> **DO THIS**
Every line of the listing must be reproduced as it stands. Leave the images behind.

==== DATA PROVIDED ====

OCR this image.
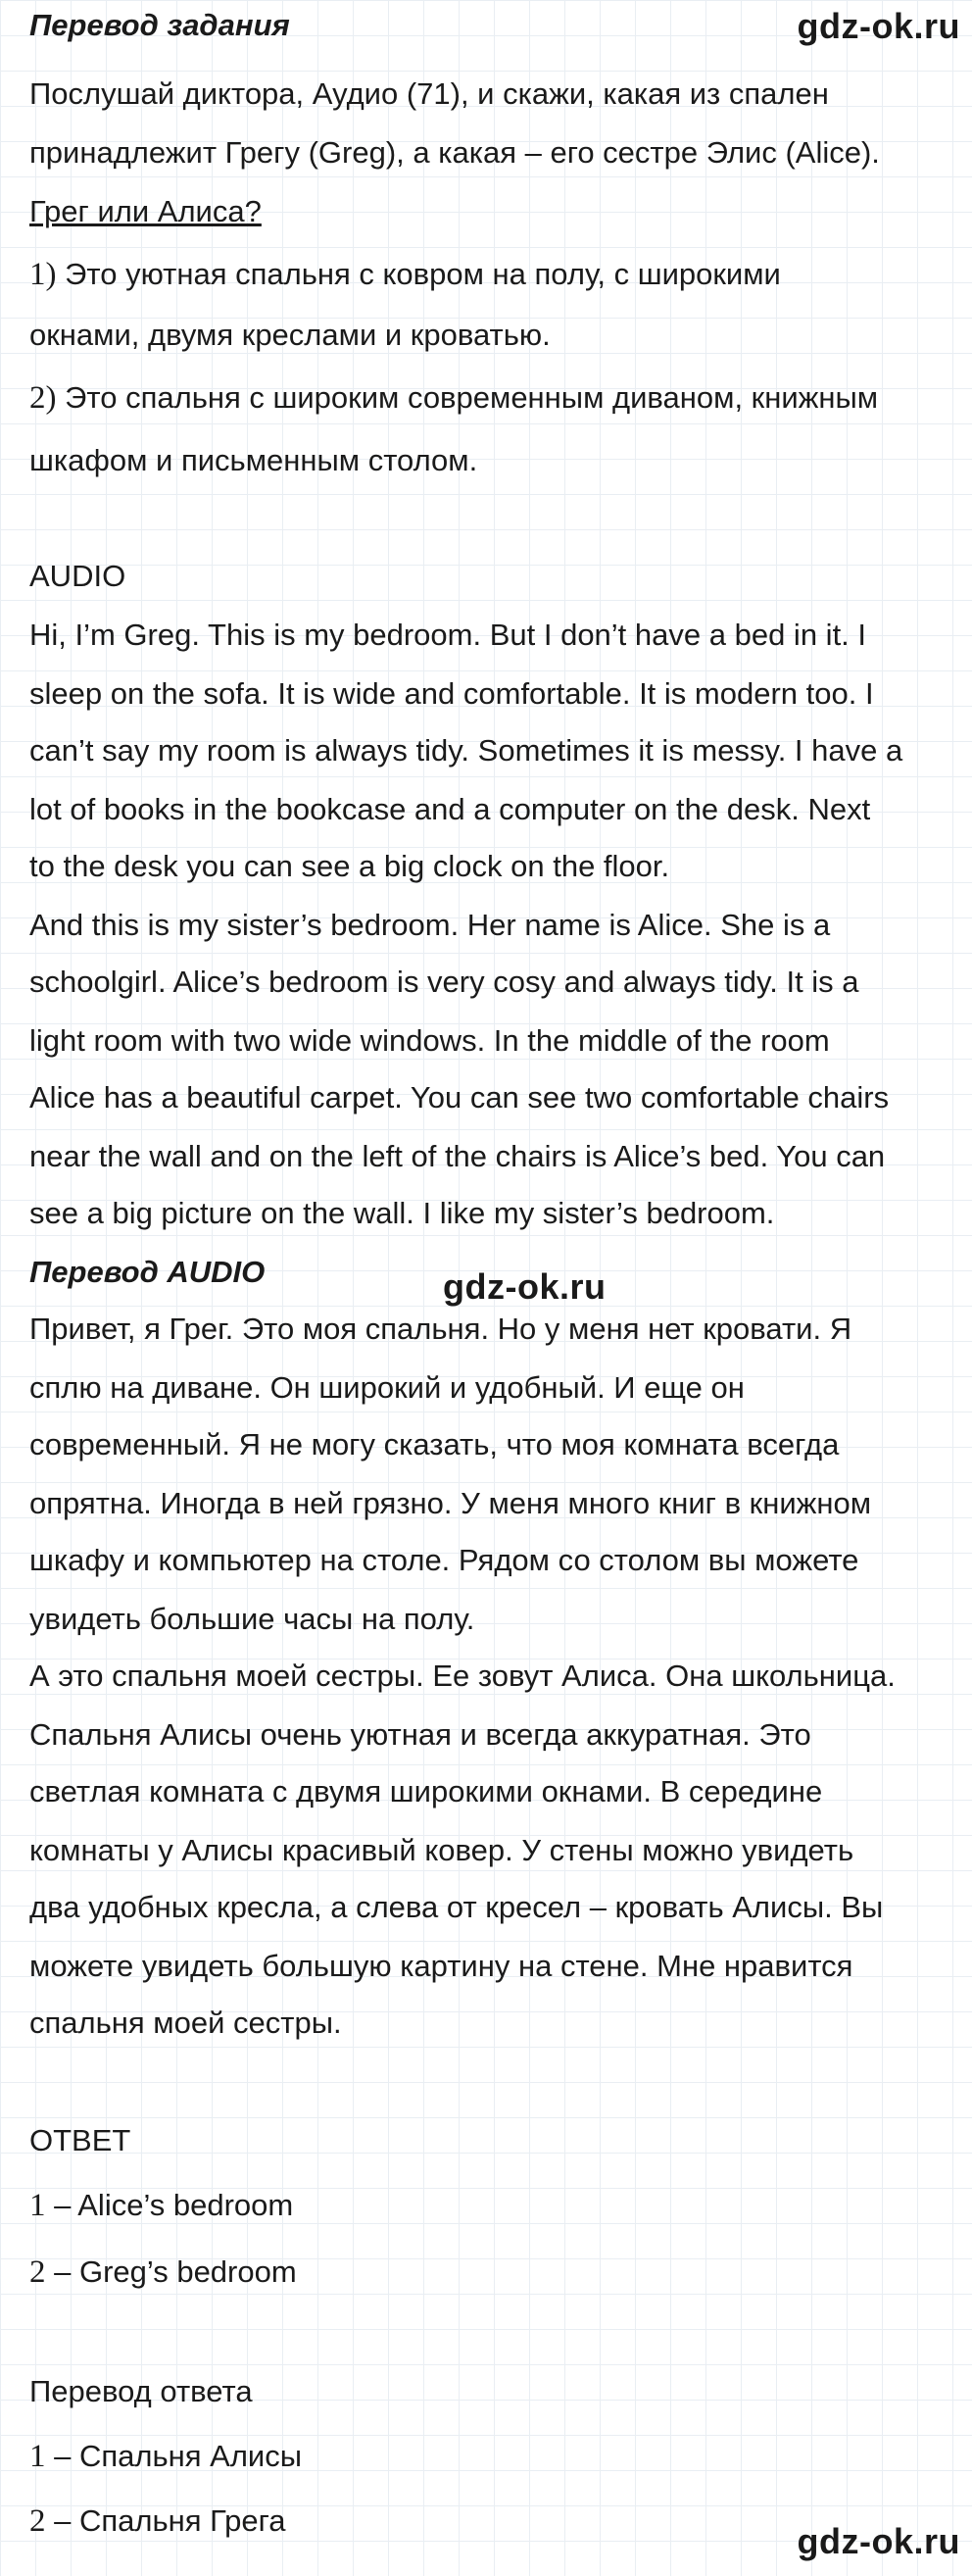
gdz-ok.ru
Перевод задания
Послушай диктора, Аудио (71), и скажи, какая из спален
принадлежит Грегу (Greg), а какая – его сестре Элис (Alice).
Грег или Алиса?
1) Это уютная спальня с ковром на полу, с широкими
окнами, двумя креслами и кроватью.
2) Это спальня с широким современным диваном, книжным
шкафом и письменным столом.
AUDIO
Hi, I’m Greg. This is my bedroom. But I don’t have a bed in it. I
sleep on the sofa. It is wide and comfortable. It is modern too. I
can’t say my room is always tidy. Sometimes it is messy. I have a
lot of books in the bookcase and a computer on the desk. Next
to the desk you can see a big clock on the floor.
And this is my sister’s bedroom. Her name is Alice. She is a
schoolgirl. Alice’s bedroom is very cosy and always tidy. It is a
light room with two wide windows. In the middle of the room
Alice has a beautiful carpet. You can see two comfortable chairs
near the wall and on the left of the chairs is Alice’s bed. You can
see a big picture on the wall. I like my sister’s bedroom.
Перевод AUDIO	gdz-ok.ru
Привет, я Грег. Это моя спальня. Но у меня нет кровати. Я
сплю на диване. Он широкий и удобный. И еще он
современный. Я не могу сказать, что моя комната всегда
опрятна. Иногда в ней грязно. У меня много книг в книжном
шкафу и компьютер на столе. Рядом со столом вы можете
увидеть большие часы на полу.
А это спальня моей сестры. Ее зовут Алиса. Она школьница.
Спальня Алисы очень уютная и всегда аккуратная. Это
светлая комната с двумя широкими окнами. В середине
комнаты у Алисы красивый ковер. У стены можно увидеть
два удобных кресла, а слева от кресел – кровать Алисы. Вы
можете увидеть большую картину на стене. Мне нравится
спальня моей сестры.
ОТВЕТ
1 – Alice’s bedroom
2 – Greg’s bedroom
Перевод ответа
1 – Спальня Алисы
2 – Спальня Грега
gdz-ok.ru
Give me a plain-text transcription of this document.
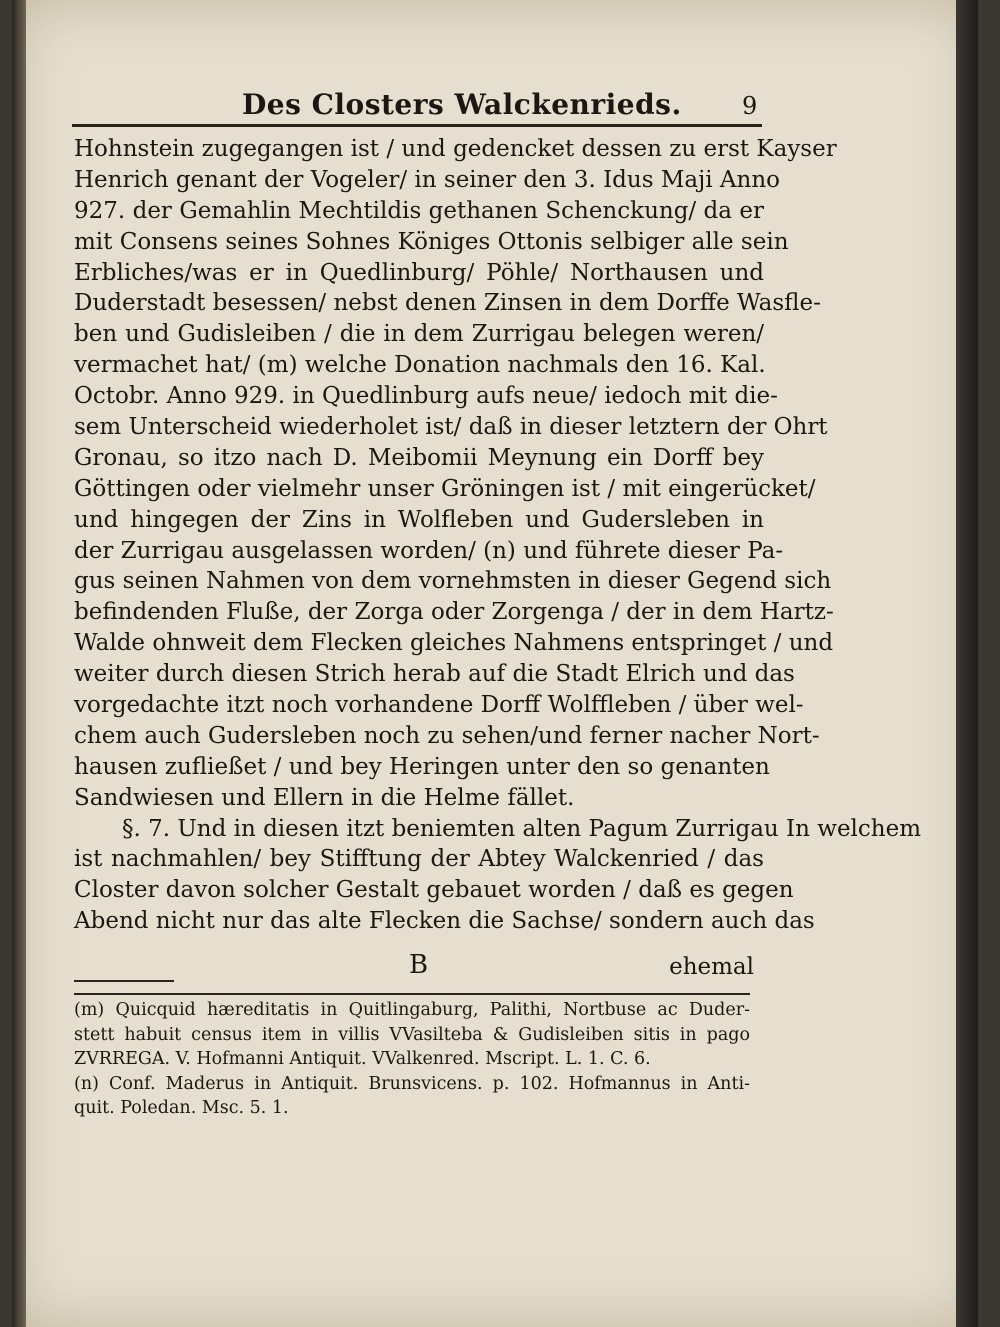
Des Closters Walckenrieds.	9
Hohnstein zugegangen ist / und gedencket dessen zu erst Kayser
Henrich genant der Vogeler/ in seiner den 3. Idus Maji Anno
927. der Gemahlin Mechtildis gethanen Schenckung/ da er
mit Consens seines Sohnes Königes Ottonis selbiger alle sein
Erbliches/was er in Quedlinburg/ Pöhle/ Northausen und
Duderstadt besessen/ nebst denen Zinsen in dem Dorffe Wasfle-
ben und Gudisleiben / die in dem Zurrigau belegen weren/
vermachet hat/ (m) welche Donation nachmals den 16. Kal.
Octobr. Anno 929. in Quedlinburg aufs neue/ iedoch mit die-
sem Unterscheid wiederholet ist/ daß in dieser letztern der Ohrt
Gronau, so itzo nach D. Meibomii Meynung ein Dorff bey
Göttingen oder vielmehr unser Gröningen ist / mit eingerücket/
und hingegen der Zins in Wolfleben und Gudersleben in
der Zurrigau ausgelassen worden/ (n) und führete dieser Pa-
gus seinen Nahmen von dem vornehmsten in dieser Gegend sich
befindenden Fluße, der Zorga oder Zorgenga / der in dem Hartz-
Walde ohnweit dem Flecken gleiches Nahmens entspringet / und
weiter durch diesen Strich herab auf die Stadt Elrich und das
vorgedachte itzt noch vorhandene Dorff Wolffleben / über wel-
chem auch Gudersleben noch zu sehen/und ferner nacher Nort-
hausen zufließet / und bey Heringen unter den so genanten
Sandwiesen und Ellern in die Helme fället.
§. 7. Und in diesen itzt beniemten alten Pagum Zurrigau In welchem
ist nachmahlen/ bey Stifftung der Abtey Walckenried / das
Closter davon solcher Gestalt gebauet worden / daß es gegen
Abend nicht nur das alte Flecken die Sachse/ sondern auch das
B	ehemal
(m) Quicquid hæreditatis in Quitlingaburg, Palithi, Nortbuse ac Duder-
stett habuit census item in villis VVasilteba & Gudisleiben sitis in pago
ZVRREGA. V. Hofmanni Antiquit. VValkenred. Mscript. L. 1. C. 6.
(n) Conf. Maderus in Antiquit. Brunsvicens. p. 102. Hofmannus in Anti-
quit. Poledan. Msc. 5. 1.
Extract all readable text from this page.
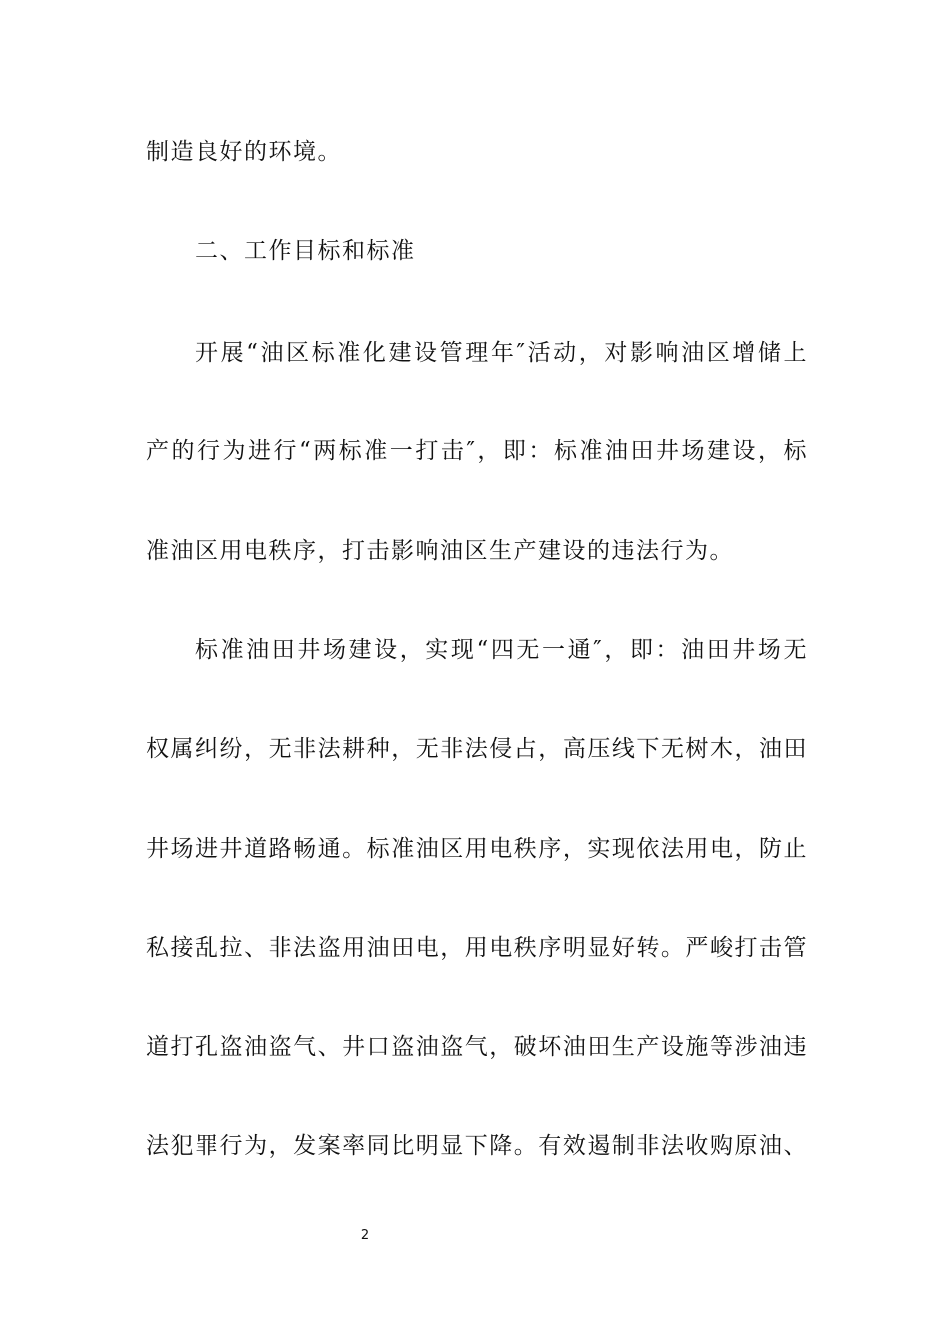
制造良好的环境。
二、工作目标和标准
开展“油区标准化建设管理年″活动，对影响油区增储上
产的行为进行“两标准一打击″，即：标准油田井场建设，标
准油区用电秩序，打击影响油区生产建设的违法行为。
标准油田井场建设，实现“四无一通″，即：油田井场无
权属纠纷，无非法耕种，无非法侵占，高压线下无树木，油田
井场进井道路畅通。标准油区用电秩序，实现依法用电，防止
私接乱拉、非法盗用油田电，用电秩序明显好转。严峻打击管
道打孔盗油盗气、井口盗油盗气，破坏油田生产设施等涉油违
法犯罪行为，发案率同比明显下降。有效遏制非法收购原油、
2
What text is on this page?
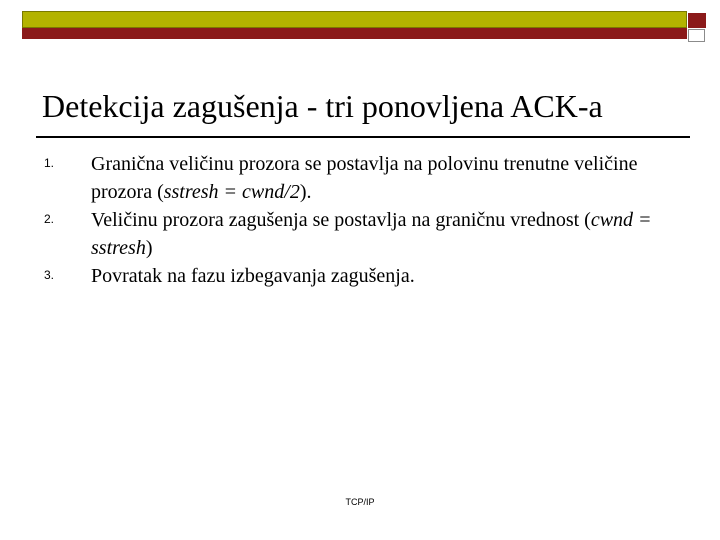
Detekcija zagušenja - tri ponovljena ACK-a
1. Granična veličinu prozora se postavlja na polovinu trenutne veličine prozora (sstresh = cwnd/2).
2. Veličinu prozora zagušenja se postavlja na graničnu vrednost (cwnd = sstresh)
3. Povratak na fazu izbegavanja zagušenja.
TCP/IP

====

> **RESPONSE TO THE EXERCISE**
OCR this image.
gdz-ok.ru
Перевод задания
Послушай диктора, Аудио (71), и скажи, какая из спален
принадлежит Грегу (Greg), а какая – его сестре Элис (Alice).
Грег или Алиса?
1) Это уютная спальня с ковром на полу, с широкими
окнами, двумя креслами и кроватью.
2) Это спальня с широким современным диваном, книжным
шкафом и письменным столом.
AUDIO
Hi, I’m Greg. This is my bedroom. But I don’t have a bed in it. I
sleep on the sofa. It is wide and comfortable. It is modern too. I
can’t say my room is always tidy. Sometimes it is messy. I have a
lot of books in the bookcase and a computer on the desk. Next
to the desk you can see a big clock on the floor.
And this is my sister’s bedroom. Her name is Alice. She is a
schoolgirl. Alice’s bedroom is very cosy and always tidy. It is a
light room with two wide windows. In the middle of the room
Alice has a beautiful carpet. You can see two comfortable chairs
near the wall and on the left of the chairs is Alice’s bed. You can
see a big picture on the wall. I like my sister’s bedroom.
Перевод AUDIO	gdz-ok.ru
Привет, я Грег. Это моя спальня. Но у меня нет кровати. Я
сплю на диване. Он широкий и удобный. И еще он
современный. Я не могу сказать, что моя комната всегда
опрятна. Иногда в ней грязно. У меня много книг в книжном
шкафу и компьютер на столе. Рядом со столом вы можете
увидеть большие часы на полу.
А это спальня моей сестры. Ее зовут Алиса. Она школьница.
Спальня Алисы очень уютная и всегда аккуратная. Это
светлая комната с двумя широкими окнами. В середине
комнаты у Алисы красивый ковер. У стены можно увидеть
два удобных кресла, а слева от кресел – кровать Алисы. Вы
можете увидеть большую картину на стене. Мне нравится
спальня моей сестры.
ОТВЕТ
1 – Alice’s bedroom
2 – Greg’s bedroom
Перевод ответа
1 – Спальня Алисы
2 – Спальня Грега
gdz-ok.ru
Give me a plain-text transcription of this document.
Des Closters Walckenrieds.	9
Hohnstein zugegangen ist / und gedencket dessen zu erst Kayser
Henrich genant der Vogeler/ in seiner den 3. Idus Maji Anno
927. der Gemahlin Mechtildis gethanen Schenckung/ da er
mit Consens seines Sohnes Königes Ottonis selbiger alle sein
Erbliches/was er in Quedlinburg/ Pöhle/ Northausen und
Duderstadt besessen/ nebst denen Zinsen in dem Dorffe Wasfle-
ben und Gudisleiben / die in dem Zurrigau belegen weren/
vermachet hat/ (m) welche Donation nachmals den 16. Kal.
Octobr. Anno 929. in Quedlinburg aufs neue/ iedoch mit die-
sem Unterscheid wiederholet ist/ daß in dieser letztern der Ohrt
Gronau, so itzo nach D. Meibomii Meynung ein Dorff bey
Göttingen oder vielmehr unser Gröningen ist / mit eingerücket/
und hingegen der Zins in Wolfleben und Gudersleben in
der Zurrigau ausgelassen worden/ (n) und führete dieser Pa-
gus seinen Nahmen von dem vornehmsten in dieser Gegend sich
befindenden Fluße, der Zorga oder Zorgenga / der in dem Hartz-
Walde ohnweit dem Flecken gleiches Nahmens entspringet / und
weiter durch diesen Strich herab auf die Stadt Elrich und das
vorgedachte itzt noch vorhandene Dorff Wolffleben / über wel-
chem auch Gudersleben noch zu sehen/und ferner nacher Nort-
hausen zufließet / und bey Heringen unter den so genanten
Sandwiesen und Ellern in die Helme fället.
§. 7. Und in diesen itzt beniemten alten Pagum Zurrigau In welchem
ist nachmahlen/ bey Stifftung der Abtey Walckenried / das
Closter davon solcher Gestalt gebauet worden / daß es gegen
Abend nicht nur das alte Flecken die Sachse/ sondern auch das
B	ehemal
(m) Quicquid hæreditatis in Quitlingaburg, Palithi, Nortbuse ac Duder-
stett habuit census item in villis VVasilteba & Gudisleiben sitis in pago
ZVRREGA. V. Hofmanni Antiquit. VValkenred. Mscript. L. 1. C. 6.
(n) Conf. Maderus in Antiquit. Brunsvicens. p. 102. Hofmannus in Anti-
quit. Poledan. Msc. 5. 1.
Extract all readable text from this page.
制造良好的环境。
二、工作目标和标准
开展“油区标准化建设管理年″活动，对影响油区增储上
产的行为进行“两标准一打击″，即：标准油田井场建设，标
准油区用电秩序，打击影响油区生产建设的违法行为。
标准油田井场建设，实现“四无一通″，即：油田井场无
权属纠纷，无非法耕种，无非法侵占，高压线下无树木，油田
井场进井道路畅通。标准油区用电秩序，实现依法用电，防止
私接乱拉、非法盗用油田电，用电秩序明显好转。严峻打击管
道打孔盗油盗气、井口盗油盗气，破坏油田生产设施等涉油违
法犯罪行为，发案率同比明显下降。有效遏制非法收购原油、
2
What text is on this page?
Detekcija zagušenja - tri ponovljena ACK-a
1. Granična veličinu prozora se postavlja na polovinu trenutne veličine prozora (sstresh = cwnd/2).
2. Veličinu prozora zagušenja se postavlja na graničnu vrednost (cwnd = sstresh)
3. Povratak na fazu izbegavanja zagušenja.
TCP/IP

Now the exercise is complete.